[Data excerpts]
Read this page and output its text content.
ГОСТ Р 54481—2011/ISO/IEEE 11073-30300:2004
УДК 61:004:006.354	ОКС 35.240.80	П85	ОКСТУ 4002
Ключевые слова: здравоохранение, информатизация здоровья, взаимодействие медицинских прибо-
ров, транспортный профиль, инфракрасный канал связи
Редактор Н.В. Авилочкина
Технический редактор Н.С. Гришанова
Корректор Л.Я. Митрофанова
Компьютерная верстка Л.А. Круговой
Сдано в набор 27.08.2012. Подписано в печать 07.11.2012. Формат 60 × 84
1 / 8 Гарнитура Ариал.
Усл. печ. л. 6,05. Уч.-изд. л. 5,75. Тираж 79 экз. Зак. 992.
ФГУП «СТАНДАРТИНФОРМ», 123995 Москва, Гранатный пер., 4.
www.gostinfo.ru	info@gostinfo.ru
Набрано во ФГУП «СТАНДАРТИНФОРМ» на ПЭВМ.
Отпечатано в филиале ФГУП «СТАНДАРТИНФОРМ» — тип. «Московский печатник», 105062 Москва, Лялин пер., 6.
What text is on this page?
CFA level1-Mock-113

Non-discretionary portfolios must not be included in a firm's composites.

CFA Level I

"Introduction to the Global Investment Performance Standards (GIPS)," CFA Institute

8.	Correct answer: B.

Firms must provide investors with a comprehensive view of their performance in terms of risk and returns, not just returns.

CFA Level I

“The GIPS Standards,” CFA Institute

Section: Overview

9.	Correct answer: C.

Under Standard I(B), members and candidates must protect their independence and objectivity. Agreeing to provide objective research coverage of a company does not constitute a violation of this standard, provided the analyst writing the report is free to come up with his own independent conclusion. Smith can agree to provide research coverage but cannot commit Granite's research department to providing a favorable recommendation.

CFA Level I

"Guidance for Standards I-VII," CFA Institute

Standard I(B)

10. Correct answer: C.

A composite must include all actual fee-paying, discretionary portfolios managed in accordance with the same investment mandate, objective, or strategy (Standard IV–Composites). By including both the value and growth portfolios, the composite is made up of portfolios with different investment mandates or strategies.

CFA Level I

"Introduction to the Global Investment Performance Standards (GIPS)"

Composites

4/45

EXERCISE DIRECTIONS: Search the records above for "their". Copy each line where it is found.

ANSWER TO THIS EXERCISE:
Firms must provide investors with a comprehensive view of their performance in terms of risk and returns, not just returns.
Under Standard I(B), members and candidates must protect their independence and objectivity. Agreeing to provide objective research coverage of a company does not constitute a violation of this standard, provided the analyst writing the report is free to come up with his own independent conclusion. Smith can agree to provide research coverage but cannot commit Granite's research department to providing a favorable recommendation.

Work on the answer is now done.